Write out each line from the data below that includes the word "DATE".

[Saved data entries]
— BEGIN —

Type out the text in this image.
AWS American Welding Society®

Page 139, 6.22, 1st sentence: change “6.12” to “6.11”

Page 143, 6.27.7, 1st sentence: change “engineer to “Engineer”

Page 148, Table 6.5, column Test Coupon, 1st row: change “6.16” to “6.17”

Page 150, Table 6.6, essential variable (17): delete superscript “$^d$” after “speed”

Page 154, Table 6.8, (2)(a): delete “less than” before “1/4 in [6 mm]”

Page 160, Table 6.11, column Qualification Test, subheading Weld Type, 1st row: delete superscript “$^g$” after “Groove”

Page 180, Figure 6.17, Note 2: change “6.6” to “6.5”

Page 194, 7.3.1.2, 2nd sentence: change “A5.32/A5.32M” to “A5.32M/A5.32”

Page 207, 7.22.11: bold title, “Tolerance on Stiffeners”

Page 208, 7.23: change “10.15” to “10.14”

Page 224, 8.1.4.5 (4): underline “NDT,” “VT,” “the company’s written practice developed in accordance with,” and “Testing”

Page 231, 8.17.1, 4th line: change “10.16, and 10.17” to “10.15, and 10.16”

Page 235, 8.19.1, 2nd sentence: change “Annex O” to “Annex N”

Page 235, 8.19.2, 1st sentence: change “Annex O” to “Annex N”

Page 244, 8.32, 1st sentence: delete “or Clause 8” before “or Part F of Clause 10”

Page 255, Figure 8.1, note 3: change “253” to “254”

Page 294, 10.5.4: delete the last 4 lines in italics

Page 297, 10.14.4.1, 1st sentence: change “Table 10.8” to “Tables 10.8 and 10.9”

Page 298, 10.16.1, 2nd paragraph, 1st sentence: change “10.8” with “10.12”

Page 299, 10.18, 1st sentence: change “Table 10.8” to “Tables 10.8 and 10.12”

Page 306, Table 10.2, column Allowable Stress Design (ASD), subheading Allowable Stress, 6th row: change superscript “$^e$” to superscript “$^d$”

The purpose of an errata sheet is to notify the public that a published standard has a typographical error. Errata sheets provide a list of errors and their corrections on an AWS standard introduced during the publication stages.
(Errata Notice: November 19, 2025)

— END —
— BEGIN —

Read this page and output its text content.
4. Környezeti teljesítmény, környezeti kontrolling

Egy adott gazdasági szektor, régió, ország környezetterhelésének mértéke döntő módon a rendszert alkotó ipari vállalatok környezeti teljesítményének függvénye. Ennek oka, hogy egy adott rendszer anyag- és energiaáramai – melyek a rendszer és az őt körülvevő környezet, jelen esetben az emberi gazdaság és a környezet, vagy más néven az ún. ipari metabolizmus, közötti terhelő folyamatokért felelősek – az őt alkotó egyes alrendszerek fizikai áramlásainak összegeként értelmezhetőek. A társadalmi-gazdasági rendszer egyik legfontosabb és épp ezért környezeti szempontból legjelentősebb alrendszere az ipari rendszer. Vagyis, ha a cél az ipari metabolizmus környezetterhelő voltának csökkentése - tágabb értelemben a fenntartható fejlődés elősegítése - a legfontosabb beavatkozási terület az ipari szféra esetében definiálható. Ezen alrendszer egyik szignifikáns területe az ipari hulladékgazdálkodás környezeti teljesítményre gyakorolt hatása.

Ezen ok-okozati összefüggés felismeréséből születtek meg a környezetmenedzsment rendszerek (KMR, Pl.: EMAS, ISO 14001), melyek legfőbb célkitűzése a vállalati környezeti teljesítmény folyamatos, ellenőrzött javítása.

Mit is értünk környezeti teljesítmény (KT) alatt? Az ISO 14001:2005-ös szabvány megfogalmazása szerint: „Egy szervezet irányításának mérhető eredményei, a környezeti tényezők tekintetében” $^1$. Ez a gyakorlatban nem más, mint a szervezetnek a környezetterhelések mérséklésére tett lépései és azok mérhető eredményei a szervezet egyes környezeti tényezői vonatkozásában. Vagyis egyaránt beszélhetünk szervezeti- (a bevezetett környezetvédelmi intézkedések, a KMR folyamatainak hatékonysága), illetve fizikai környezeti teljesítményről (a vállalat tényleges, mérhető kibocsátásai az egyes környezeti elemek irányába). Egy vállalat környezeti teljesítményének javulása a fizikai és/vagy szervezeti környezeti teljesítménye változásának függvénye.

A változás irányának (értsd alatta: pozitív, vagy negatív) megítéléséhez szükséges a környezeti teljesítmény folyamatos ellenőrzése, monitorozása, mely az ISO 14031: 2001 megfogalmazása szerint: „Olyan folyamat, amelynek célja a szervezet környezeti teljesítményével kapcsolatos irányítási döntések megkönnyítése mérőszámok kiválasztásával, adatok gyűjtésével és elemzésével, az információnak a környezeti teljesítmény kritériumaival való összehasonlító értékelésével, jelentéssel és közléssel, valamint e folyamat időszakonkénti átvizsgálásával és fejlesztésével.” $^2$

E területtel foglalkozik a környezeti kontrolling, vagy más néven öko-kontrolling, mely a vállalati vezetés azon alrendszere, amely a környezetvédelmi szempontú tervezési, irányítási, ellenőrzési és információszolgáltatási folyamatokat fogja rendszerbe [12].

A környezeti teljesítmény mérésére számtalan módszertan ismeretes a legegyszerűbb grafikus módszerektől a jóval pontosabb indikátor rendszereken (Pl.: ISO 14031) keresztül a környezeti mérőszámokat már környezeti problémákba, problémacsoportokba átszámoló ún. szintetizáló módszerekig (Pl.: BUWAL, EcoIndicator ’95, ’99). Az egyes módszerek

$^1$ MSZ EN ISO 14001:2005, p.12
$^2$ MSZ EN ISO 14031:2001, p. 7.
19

— END —
— BEGIN —

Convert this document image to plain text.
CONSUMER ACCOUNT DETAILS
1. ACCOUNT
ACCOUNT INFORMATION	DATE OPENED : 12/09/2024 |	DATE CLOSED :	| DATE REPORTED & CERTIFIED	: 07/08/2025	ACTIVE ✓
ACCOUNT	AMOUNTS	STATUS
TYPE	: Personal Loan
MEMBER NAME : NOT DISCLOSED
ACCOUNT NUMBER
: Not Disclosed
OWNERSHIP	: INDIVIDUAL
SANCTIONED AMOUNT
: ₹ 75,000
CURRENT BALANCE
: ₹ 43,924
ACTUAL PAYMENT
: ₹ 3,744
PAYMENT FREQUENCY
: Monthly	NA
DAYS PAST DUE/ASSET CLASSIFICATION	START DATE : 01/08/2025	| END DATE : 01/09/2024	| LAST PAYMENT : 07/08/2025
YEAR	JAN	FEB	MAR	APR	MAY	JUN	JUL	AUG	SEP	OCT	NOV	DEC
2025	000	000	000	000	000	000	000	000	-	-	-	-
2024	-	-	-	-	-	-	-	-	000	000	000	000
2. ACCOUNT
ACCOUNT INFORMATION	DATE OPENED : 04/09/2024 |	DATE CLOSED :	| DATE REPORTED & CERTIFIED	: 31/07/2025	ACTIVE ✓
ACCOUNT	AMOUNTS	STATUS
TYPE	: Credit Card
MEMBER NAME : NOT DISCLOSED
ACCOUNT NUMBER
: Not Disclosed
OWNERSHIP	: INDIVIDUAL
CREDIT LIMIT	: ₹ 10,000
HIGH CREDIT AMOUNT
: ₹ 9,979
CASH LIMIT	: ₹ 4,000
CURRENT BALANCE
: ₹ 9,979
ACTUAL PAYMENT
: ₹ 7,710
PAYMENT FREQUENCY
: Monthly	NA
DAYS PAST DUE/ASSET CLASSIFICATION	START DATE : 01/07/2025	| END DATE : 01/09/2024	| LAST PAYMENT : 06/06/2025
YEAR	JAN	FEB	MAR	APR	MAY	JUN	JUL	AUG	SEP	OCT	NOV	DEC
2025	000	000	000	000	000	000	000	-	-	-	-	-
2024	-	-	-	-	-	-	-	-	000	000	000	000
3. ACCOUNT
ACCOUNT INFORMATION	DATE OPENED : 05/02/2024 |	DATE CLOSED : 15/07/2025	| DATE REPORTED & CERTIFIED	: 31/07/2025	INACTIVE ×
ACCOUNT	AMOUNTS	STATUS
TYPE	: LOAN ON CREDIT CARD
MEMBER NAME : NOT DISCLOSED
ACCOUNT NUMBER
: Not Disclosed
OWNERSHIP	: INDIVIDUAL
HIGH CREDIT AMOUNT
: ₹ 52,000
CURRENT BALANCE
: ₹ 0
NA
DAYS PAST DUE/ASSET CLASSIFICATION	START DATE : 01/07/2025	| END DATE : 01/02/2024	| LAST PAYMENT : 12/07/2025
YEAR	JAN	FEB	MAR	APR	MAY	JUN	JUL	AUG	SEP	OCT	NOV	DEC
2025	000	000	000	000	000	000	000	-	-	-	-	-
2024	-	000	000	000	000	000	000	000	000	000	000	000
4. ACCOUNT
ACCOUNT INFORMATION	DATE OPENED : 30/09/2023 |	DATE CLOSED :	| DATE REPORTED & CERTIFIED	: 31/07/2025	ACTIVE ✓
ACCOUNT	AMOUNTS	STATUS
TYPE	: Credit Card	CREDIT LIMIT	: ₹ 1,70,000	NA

— END —

#### [ANSWER TO THIS EXERCISE]
ACCOUNT INFORMATION	DATE OPENED : 12/09/2024 |	DATE CLOSED :	| DATE REPORTED & CERTIFIED	: 07/08/2025	ACTIVE ✓
DAYS PAST DUE/ASSET CLASSIFICATION	START DATE : 01/08/2025	| END DATE : 01/09/2024	| LAST PAYMENT : 07/08/2025
ACCOUNT INFORMATION	DATE OPENED : 04/09/2024 |	DATE CLOSED :	| DATE REPORTED & CERTIFIED	: 31/07/2025	ACTIVE ✓
DAYS PAST DUE/ASSET CLASSIFICATION	START DATE : 01/07/2025	| END DATE : 01/09/2024	| LAST PAYMENT : 06/06/2025
ACCOUNT INFORMATION	DATE OPENED : 05/02/2024 |	DATE CLOSED : 15/07/2025	| DATE REPORTED & CERTIFIED	: 31/07/2025	INACTIVE ×
DAYS PAST DUE/ASSET CLASSIFICATION	START DATE : 01/07/2025	| END DATE : 01/02/2024	| LAST PAYMENT : 12/07/2025
ACCOUNT INFORMATION	DATE OPENED : 30/09/2023 |	DATE CLOSED :	| DATE REPORTED & CERTIFIED	: 31/07/2025	ACTIVE ✓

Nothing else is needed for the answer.